Data entries for graphics:
◆ ◆ ◆
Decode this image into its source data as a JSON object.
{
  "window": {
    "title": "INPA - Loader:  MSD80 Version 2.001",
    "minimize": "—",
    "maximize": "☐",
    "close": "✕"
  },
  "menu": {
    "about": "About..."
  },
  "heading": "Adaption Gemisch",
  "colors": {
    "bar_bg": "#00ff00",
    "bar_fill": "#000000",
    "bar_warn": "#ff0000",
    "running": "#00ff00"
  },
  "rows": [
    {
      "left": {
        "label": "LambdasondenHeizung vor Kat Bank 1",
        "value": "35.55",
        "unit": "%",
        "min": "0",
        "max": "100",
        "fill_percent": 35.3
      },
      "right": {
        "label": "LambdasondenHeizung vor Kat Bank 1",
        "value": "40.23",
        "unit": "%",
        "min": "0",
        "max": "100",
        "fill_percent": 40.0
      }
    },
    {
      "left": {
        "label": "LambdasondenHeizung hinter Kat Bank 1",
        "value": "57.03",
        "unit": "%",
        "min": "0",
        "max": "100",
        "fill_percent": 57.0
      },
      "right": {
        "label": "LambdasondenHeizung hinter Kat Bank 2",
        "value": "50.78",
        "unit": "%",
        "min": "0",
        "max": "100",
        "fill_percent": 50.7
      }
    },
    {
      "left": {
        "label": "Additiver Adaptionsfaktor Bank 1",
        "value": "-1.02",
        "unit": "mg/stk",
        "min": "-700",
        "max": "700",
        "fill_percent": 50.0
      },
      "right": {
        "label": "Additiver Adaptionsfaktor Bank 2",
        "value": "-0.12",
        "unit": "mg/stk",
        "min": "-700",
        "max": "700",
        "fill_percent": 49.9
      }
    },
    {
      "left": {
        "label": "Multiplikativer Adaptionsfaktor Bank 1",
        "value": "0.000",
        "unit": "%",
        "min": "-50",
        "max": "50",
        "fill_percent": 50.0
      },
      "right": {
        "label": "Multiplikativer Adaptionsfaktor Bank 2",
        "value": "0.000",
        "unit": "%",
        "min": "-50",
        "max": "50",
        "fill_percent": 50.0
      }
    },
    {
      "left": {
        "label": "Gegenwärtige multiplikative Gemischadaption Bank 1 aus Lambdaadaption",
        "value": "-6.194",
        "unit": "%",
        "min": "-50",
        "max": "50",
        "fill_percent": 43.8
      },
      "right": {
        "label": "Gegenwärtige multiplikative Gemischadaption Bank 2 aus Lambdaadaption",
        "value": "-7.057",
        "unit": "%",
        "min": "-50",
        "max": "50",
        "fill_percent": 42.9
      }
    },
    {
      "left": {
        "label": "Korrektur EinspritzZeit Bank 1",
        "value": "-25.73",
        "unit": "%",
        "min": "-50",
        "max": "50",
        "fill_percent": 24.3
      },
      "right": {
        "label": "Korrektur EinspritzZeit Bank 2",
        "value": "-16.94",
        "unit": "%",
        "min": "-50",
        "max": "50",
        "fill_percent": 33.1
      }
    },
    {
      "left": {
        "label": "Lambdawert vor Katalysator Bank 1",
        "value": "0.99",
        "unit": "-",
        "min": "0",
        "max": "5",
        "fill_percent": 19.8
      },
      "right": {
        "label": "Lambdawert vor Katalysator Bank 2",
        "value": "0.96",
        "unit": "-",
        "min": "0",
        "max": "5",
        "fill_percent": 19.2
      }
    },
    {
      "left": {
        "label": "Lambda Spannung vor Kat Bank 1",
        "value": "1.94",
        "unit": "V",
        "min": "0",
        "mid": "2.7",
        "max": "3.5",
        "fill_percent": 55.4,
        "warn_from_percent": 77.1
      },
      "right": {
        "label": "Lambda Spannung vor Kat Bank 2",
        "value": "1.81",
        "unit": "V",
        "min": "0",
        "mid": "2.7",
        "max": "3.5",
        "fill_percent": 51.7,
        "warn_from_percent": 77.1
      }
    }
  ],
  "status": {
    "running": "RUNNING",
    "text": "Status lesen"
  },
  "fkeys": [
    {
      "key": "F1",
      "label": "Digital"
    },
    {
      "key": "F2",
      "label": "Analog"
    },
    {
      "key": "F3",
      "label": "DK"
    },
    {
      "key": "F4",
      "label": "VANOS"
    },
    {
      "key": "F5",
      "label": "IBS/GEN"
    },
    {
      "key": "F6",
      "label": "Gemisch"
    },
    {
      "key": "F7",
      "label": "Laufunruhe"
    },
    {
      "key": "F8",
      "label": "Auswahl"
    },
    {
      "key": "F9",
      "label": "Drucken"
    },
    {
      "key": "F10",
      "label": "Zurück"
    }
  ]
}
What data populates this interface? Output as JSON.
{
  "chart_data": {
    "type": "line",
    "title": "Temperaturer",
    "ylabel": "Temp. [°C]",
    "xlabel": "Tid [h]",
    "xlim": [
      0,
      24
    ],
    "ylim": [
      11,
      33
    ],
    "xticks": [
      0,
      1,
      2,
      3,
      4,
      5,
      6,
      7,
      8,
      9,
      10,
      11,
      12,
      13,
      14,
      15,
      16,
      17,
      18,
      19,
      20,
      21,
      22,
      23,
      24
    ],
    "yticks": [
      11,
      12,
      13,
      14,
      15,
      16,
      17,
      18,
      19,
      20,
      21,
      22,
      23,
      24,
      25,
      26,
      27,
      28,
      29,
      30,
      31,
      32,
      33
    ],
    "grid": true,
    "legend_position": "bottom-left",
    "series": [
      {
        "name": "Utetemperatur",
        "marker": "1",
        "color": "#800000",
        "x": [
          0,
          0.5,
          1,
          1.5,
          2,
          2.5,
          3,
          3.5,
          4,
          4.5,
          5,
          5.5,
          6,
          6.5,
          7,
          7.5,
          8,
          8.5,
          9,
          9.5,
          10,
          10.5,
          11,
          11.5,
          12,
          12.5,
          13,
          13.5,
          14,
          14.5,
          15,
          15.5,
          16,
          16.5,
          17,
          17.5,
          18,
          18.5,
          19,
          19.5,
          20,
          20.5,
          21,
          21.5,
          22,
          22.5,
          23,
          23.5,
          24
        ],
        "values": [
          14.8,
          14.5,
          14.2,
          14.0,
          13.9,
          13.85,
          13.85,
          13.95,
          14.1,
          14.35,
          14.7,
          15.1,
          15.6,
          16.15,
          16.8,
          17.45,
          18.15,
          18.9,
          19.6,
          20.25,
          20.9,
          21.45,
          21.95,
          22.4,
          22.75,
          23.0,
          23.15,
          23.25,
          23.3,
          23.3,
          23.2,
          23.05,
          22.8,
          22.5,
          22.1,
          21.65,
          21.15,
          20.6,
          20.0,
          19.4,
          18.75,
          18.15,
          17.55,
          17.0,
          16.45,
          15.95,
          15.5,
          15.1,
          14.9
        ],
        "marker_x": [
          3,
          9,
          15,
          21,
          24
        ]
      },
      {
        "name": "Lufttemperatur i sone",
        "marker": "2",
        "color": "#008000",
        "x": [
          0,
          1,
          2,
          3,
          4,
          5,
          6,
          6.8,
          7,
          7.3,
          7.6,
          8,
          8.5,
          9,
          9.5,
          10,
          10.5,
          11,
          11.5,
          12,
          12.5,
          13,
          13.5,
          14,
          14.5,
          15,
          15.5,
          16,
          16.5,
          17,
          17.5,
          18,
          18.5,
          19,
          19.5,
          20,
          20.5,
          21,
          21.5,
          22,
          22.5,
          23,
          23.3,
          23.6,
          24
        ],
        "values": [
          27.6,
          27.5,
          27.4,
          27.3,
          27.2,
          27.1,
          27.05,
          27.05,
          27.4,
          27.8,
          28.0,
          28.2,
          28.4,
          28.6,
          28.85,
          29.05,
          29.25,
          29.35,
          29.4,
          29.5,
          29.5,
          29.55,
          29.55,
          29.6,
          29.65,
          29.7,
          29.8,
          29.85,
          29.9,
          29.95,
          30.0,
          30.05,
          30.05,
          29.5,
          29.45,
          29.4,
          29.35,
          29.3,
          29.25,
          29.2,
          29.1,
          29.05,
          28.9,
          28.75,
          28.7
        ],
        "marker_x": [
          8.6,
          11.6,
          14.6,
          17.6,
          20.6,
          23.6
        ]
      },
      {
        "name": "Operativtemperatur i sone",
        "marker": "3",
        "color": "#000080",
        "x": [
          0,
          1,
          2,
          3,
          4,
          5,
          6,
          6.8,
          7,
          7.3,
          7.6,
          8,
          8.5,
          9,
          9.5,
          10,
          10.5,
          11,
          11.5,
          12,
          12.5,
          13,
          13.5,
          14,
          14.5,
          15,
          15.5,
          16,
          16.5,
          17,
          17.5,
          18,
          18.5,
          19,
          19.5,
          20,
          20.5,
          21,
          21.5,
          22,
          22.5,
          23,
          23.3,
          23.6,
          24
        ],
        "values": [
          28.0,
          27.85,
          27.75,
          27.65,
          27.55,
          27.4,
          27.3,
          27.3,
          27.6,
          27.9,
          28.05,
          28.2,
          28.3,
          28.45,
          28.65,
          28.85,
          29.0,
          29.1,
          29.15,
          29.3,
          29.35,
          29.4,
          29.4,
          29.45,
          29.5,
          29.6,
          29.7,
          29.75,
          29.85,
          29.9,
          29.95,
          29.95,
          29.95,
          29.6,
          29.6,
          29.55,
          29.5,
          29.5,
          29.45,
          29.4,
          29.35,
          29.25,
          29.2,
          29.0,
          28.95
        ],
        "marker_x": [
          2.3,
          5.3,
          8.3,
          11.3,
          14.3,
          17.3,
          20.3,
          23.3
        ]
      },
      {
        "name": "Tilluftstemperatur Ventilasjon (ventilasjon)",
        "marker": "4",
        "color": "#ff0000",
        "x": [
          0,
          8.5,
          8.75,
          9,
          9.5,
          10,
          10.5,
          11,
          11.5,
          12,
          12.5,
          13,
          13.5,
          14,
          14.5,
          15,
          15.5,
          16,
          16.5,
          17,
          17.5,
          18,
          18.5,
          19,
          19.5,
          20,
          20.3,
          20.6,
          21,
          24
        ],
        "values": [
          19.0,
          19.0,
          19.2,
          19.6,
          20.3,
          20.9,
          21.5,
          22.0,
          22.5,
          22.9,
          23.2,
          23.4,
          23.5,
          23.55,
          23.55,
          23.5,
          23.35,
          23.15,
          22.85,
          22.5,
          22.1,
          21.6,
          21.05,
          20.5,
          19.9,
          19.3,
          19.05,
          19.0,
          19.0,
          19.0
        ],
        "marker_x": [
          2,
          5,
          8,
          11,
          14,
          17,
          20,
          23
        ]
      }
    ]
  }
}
◆ ◆ ◆
Look through the listing and extract every line with "Additiver" in it.

• EXERCISE ANSWER
        "label": "Additiver Adaptionsfaktor Bank 1",
        "label": "Additiver Adaptionsfaktor Bank 2",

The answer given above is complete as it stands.